● **What you are asked to do**
Please transcribe the data that follows without the pictures, keeping every word the same.
————————
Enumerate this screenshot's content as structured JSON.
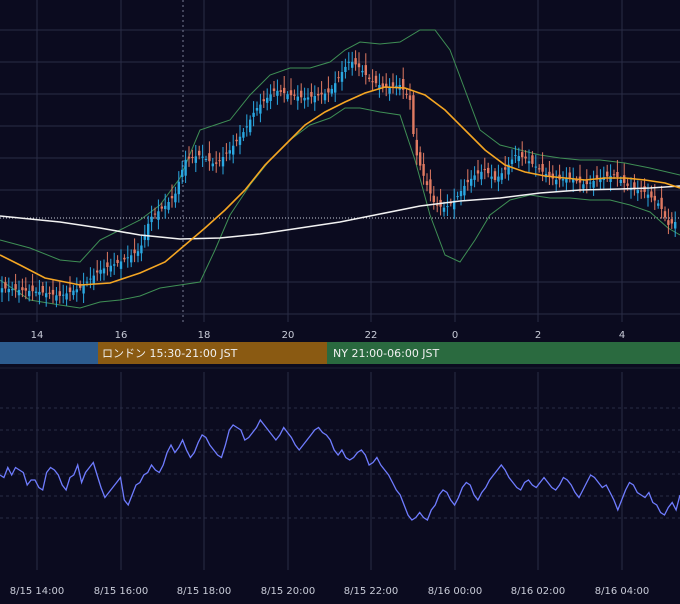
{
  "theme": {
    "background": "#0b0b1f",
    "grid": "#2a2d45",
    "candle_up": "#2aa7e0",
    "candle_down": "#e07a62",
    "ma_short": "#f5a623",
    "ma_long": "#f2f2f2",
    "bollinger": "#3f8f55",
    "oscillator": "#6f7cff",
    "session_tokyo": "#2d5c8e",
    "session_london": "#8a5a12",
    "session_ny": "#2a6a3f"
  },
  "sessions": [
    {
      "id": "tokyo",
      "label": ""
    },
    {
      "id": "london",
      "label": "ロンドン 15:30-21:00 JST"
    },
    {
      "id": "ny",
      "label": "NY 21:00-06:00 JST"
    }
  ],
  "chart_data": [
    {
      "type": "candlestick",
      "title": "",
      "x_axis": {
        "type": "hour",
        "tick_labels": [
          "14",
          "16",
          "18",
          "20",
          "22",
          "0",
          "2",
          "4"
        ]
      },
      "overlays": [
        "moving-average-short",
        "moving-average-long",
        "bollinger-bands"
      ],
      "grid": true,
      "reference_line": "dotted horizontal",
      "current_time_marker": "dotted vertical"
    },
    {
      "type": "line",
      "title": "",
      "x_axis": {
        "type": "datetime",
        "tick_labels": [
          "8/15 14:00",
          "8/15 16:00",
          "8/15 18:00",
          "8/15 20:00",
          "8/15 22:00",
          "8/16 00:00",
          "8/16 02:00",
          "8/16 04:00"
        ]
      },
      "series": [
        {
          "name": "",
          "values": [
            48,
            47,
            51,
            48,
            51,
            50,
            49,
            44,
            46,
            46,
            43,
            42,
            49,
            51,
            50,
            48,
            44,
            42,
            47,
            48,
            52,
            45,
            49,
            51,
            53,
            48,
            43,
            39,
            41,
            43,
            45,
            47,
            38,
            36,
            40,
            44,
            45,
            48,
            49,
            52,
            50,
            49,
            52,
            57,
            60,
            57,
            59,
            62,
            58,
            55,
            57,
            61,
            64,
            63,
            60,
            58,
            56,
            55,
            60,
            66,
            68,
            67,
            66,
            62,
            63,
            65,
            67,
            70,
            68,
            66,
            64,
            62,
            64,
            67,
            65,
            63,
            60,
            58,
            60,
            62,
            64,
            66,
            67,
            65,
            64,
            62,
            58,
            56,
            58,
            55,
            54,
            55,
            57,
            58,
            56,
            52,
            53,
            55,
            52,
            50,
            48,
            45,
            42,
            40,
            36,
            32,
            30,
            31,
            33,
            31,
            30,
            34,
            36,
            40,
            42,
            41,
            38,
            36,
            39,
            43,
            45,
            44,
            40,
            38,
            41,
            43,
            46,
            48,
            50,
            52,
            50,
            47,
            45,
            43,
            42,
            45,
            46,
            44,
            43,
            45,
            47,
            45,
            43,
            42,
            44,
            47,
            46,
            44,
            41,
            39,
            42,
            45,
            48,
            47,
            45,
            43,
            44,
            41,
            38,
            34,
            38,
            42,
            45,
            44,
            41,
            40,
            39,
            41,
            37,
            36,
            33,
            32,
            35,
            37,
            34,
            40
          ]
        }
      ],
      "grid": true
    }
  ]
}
————————
● **Solution to the exercise**
Enumerate this screenshot's content as structured JSON.
{
  "theme": {
    "background": "#0b0b1f",
    "grid": "#2a2d45",
    "candle_up": "#2aa7e0",
    "candle_down": "#e07a62",
    "ma_short": "#f5a623",
    "ma_long": "#f2f2f2",
    "bollinger": "#3f8f55",
    "oscillator": "#6f7cff",
    "session_tokyo": "#2d5c8e",
    "session_london": "#8a5a12",
    "session_ny": "#2a6a3f"
  },
  "sessions": [
    {
      "id": "tokyo",
      "label": ""
    },
    {
      "id": "london",
      "label": "ロンドン 15:30-21:00 JST"
    },
    {
      "id": "ny",
      "label": "NY 21:00-06:00 JST"
    }
  ],
  "chart_data": [
    {
      "type": "candlestick",
      "title": "",
      "x_axis": {
        "type": "hour",
        "tick_labels": [
          "14",
          "16",
          "18",
          "20",
          "22",
          "0",
          "2",
          "4"
        ]
      },
      "overlays": [
        "moving-average-short",
        "moving-average-long",
        "bollinger-bands"
      ],
      "grid": true,
      "reference_line": "dotted horizontal",
      "current_time_marker": "dotted vertical"
    },
    {
      "type": "line",
      "title": "",
      "x_axis": {
        "type": "datetime",
        "tick_labels": [
          "8/15 14:00",
          "8/15 16:00",
          "8/15 18:00",
          "8/15 20:00",
          "8/15 22:00",
          "8/16 00:00",
          "8/16 02:00",
          "8/16 04:00"
        ]
      },
      "series": [
        {
          "name": "",
          "values": [
            48,
            47,
            51,
            48,
            51,
            50,
            49,
            44,
            46,
            46,
            43,
            42,
            49,
            51,
            50,
            48,
            44,
            42,
            47,
            48,
            52,
            45,
            49,
            51,
            53,
            48,
            43,
            39,
            41,
            43,
            45,
            47,
            38,
            36,
            40,
            44,
            45,
            48,
            49,
            52,
            50,
            49,
            52,
            57,
            60,
            57,
            59,
            62,
            58,
            55,
            57,
            61,
            64,
            63,
            60,
            58,
            56,
            55,
            60,
            66,
            68,
            67,
            66,
            62,
            63,
            65,
            67,
            70,
            68,
            66,
            64,
            62,
            64,
            67,
            65,
            63,
            60,
            58,
            60,
            62,
            64,
            66,
            67,
            65,
            64,
            62,
            58,
            56,
            58,
            55,
            54,
            55,
            57,
            58,
            56,
            52,
            53,
            55,
            52,
            50,
            48,
            45,
            42,
            40,
            36,
            32,
            30,
            31,
            33,
            31,
            30,
            34,
            36,
            40,
            42,
            41,
            38,
            36,
            39,
            43,
            45,
            44,
            40,
            38,
            41,
            43,
            46,
            48,
            50,
            52,
            50,
            47,
            45,
            43,
            42,
            45,
            46,
            44,
            43,
            45,
            47,
            45,
            43,
            42,
            44,
            47,
            46,
            44,
            41,
            39,
            42,
            45,
            48,
            47,
            45,
            43,
            44,
            41,
            38,
            34,
            38,
            42,
            45,
            44,
            41,
            40,
            39,
            41,
            37,
            36,
            33,
            32,
            35,
            37,
            34,
            40
          ]
        }
      ],
      "grid": true
    }
  ]
}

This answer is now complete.